» **Collected data**
-----

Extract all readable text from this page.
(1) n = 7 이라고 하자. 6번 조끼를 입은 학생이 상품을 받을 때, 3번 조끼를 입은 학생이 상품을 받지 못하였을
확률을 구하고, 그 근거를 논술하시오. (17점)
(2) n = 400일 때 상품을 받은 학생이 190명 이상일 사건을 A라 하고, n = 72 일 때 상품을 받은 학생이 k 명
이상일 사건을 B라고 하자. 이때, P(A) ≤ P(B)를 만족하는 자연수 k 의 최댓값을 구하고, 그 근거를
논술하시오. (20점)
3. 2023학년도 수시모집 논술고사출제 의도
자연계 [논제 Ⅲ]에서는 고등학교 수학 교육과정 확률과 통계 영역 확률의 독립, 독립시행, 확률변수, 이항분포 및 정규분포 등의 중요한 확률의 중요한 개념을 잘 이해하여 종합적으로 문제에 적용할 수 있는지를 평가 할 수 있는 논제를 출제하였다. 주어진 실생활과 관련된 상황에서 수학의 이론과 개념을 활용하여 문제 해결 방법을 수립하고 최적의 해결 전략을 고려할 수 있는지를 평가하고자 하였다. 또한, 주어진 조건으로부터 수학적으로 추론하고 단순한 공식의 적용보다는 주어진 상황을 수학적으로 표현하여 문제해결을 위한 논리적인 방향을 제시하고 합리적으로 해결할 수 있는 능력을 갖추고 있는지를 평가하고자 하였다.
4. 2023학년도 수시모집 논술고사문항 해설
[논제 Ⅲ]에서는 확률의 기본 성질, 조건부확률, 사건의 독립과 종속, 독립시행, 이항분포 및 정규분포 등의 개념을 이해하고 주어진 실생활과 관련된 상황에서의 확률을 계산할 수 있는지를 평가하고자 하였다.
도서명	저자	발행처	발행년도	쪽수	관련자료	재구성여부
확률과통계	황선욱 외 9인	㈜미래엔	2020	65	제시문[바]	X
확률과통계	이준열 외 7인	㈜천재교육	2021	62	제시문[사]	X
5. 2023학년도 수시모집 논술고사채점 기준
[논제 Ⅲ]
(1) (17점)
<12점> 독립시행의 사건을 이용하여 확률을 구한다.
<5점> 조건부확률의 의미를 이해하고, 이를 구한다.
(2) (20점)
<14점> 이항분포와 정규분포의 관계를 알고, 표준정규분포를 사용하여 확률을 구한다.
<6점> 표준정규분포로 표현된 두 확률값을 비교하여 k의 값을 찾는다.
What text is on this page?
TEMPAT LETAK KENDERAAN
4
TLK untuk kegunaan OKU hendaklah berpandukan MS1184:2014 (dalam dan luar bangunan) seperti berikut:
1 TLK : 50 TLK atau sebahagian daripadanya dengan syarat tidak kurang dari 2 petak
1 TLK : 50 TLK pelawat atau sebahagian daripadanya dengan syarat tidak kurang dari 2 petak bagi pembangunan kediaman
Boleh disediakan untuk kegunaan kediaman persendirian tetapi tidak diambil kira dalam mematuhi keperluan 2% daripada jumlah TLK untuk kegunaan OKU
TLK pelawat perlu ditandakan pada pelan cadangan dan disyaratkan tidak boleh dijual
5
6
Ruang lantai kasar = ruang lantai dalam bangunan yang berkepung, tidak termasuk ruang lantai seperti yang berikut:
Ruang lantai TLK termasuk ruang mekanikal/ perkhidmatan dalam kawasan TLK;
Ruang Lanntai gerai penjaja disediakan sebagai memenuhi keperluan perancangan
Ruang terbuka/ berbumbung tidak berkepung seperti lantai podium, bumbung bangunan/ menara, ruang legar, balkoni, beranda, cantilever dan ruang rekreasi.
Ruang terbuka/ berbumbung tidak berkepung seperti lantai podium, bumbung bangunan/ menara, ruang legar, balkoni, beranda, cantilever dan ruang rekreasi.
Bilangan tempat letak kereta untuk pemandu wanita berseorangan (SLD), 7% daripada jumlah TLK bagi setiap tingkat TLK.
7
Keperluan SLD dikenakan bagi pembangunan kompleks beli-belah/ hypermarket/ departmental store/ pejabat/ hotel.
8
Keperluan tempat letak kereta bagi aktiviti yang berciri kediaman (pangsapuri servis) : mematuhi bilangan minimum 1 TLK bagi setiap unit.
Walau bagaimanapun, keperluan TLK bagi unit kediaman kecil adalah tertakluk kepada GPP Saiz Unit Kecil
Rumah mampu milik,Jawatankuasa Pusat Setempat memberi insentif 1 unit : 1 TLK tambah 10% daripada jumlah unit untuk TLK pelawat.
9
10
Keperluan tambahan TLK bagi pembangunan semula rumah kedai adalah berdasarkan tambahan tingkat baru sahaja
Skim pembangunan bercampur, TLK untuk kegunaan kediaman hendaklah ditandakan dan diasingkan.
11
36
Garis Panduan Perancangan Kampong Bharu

-----

» **Your goal**
Find the lines that include the string "termasuk", then copy each of them.

» **The result**
Ruang lantai kasar = ruang lantai dalam bangunan yang berkepung, tidak termasuk ruang lantai seperti yang berikut:
Ruang lantai TLK termasuk ruang mekanikal/ perkhidmatan dalam kawasan TLK;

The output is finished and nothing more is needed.